◆ **EXERCISE INSTRUCTIONS**: Pull out every line containing the string "dressing".

Dataset records
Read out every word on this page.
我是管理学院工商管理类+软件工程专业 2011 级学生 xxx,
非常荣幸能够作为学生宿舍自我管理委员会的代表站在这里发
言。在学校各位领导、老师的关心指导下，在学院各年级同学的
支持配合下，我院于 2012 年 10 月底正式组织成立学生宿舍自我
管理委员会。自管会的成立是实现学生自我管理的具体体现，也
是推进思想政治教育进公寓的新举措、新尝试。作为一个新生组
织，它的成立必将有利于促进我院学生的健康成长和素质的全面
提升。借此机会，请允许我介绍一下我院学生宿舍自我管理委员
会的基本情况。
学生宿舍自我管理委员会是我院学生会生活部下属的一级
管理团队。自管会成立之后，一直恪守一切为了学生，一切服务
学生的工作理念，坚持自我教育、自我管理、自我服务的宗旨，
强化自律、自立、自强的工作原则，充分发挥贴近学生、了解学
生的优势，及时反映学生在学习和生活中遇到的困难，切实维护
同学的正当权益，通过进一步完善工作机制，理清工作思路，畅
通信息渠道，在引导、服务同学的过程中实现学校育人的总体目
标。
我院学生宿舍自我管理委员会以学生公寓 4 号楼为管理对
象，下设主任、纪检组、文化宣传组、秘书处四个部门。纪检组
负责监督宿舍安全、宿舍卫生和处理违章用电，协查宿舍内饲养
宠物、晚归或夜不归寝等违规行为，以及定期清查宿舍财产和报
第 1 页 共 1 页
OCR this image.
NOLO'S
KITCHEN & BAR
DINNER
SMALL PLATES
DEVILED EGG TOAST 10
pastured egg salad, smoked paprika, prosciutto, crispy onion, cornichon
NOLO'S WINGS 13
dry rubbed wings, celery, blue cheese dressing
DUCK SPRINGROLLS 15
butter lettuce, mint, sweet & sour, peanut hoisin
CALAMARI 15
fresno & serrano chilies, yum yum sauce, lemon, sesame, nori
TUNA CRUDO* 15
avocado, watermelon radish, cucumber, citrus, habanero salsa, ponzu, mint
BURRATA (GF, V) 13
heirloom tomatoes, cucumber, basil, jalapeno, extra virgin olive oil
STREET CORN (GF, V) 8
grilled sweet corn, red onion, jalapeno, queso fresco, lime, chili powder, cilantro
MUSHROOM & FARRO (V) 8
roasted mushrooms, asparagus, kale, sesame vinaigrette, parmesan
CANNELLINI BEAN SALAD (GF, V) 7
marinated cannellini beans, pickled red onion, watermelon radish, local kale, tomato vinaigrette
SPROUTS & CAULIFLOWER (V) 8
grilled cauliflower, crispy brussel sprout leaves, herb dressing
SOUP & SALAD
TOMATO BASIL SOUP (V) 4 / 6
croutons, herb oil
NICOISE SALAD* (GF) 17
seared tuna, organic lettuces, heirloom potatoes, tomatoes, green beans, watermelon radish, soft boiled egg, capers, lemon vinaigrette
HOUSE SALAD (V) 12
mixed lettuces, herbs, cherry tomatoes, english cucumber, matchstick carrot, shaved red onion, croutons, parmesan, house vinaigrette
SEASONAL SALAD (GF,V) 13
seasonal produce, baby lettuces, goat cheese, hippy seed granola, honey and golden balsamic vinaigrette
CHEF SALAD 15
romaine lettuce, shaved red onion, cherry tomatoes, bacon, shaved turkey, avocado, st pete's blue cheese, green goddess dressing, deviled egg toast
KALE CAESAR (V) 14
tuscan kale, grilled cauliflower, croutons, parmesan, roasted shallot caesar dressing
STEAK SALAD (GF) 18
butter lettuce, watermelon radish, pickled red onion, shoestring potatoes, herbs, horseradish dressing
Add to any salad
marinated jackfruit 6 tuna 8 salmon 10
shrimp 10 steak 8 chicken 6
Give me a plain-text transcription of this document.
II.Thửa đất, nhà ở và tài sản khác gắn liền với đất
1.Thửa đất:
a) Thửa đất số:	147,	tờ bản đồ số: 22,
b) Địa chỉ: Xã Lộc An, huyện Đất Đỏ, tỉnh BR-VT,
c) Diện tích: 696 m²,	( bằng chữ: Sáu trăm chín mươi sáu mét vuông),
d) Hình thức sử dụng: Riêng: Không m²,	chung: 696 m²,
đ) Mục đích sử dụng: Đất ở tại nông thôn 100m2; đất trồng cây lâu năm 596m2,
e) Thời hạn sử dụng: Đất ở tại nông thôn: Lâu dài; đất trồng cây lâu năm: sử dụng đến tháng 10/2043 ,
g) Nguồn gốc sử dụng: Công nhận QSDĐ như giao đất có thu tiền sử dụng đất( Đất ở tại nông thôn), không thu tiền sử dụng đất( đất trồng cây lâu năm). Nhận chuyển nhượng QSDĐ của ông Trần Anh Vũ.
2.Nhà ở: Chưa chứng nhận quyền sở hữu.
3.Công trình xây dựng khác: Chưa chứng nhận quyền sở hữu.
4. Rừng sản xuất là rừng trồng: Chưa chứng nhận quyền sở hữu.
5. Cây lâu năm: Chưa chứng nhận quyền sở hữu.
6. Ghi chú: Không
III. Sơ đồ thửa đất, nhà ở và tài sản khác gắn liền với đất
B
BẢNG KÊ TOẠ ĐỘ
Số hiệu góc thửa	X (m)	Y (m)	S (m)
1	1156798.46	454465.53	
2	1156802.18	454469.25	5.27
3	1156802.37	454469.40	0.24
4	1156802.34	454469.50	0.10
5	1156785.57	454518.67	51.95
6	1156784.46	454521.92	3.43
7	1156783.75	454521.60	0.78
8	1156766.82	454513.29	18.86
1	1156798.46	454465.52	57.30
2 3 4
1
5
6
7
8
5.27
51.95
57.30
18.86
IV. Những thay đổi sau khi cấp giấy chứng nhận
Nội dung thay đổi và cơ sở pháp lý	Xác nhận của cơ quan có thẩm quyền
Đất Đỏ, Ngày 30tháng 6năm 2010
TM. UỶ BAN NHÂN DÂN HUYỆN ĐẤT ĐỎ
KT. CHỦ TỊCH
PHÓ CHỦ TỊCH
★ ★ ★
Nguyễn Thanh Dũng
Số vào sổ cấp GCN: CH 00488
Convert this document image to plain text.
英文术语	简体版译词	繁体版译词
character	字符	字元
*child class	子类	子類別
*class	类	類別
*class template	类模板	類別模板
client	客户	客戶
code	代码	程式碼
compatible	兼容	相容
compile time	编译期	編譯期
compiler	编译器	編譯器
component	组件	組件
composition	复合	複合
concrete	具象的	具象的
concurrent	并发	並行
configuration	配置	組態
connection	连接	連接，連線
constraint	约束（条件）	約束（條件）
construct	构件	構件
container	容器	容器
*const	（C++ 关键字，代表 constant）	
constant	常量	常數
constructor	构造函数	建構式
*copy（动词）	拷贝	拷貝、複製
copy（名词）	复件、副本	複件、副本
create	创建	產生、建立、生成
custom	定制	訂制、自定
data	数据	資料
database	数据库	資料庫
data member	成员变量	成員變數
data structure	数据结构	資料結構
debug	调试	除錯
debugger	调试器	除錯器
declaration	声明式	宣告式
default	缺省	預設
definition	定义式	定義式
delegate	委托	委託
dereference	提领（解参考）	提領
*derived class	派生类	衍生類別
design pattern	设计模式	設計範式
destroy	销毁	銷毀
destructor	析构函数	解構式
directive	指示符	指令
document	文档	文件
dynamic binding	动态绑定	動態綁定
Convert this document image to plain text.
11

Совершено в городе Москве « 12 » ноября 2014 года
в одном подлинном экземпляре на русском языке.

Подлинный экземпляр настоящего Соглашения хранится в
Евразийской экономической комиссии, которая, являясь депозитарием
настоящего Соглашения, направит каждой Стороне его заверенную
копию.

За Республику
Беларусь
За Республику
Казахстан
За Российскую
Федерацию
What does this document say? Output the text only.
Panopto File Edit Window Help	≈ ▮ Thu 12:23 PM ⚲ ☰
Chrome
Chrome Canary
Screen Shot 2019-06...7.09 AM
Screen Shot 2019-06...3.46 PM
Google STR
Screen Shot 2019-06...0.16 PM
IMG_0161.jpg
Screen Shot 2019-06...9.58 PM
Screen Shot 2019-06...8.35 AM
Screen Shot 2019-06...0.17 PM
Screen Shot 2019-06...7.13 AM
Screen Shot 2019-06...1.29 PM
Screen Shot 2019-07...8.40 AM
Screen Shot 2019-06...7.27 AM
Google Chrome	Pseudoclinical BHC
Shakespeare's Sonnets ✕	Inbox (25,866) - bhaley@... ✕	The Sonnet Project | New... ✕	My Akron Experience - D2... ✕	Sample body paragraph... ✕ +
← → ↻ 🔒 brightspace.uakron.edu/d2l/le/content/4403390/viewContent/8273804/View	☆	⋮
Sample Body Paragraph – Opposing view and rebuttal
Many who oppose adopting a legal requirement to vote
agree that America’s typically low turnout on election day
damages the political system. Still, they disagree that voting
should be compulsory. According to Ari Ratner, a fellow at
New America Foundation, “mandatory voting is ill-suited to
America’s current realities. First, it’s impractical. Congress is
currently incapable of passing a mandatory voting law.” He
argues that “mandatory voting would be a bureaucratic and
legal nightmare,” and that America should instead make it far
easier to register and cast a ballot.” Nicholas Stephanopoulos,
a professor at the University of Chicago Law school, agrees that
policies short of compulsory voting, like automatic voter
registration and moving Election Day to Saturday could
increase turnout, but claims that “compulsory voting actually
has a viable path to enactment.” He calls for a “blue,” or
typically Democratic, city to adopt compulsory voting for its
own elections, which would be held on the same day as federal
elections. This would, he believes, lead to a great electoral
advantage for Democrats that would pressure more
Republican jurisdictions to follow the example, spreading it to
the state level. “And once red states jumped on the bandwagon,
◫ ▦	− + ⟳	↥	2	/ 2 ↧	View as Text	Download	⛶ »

◆ **OUTPUT OF THE TASK**:
dry rubbed wings, celery, blue cheese dressing
grilled cauliflower, crispy brussel sprout leaves, herb dressing
romaine lettuce, shaved red onion, cherry tomatoes, bacon, shaved turkey, avocado, st pete's blue cheese, green goddess dressing, deviled egg toast
tuscan kale, grilled cauliflower, croutons, parmesan, roasted shallot caesar dressing
butter lettuce, watermelon radish, pickled red onion, shoestring potatoes, herbs, horseradish dressing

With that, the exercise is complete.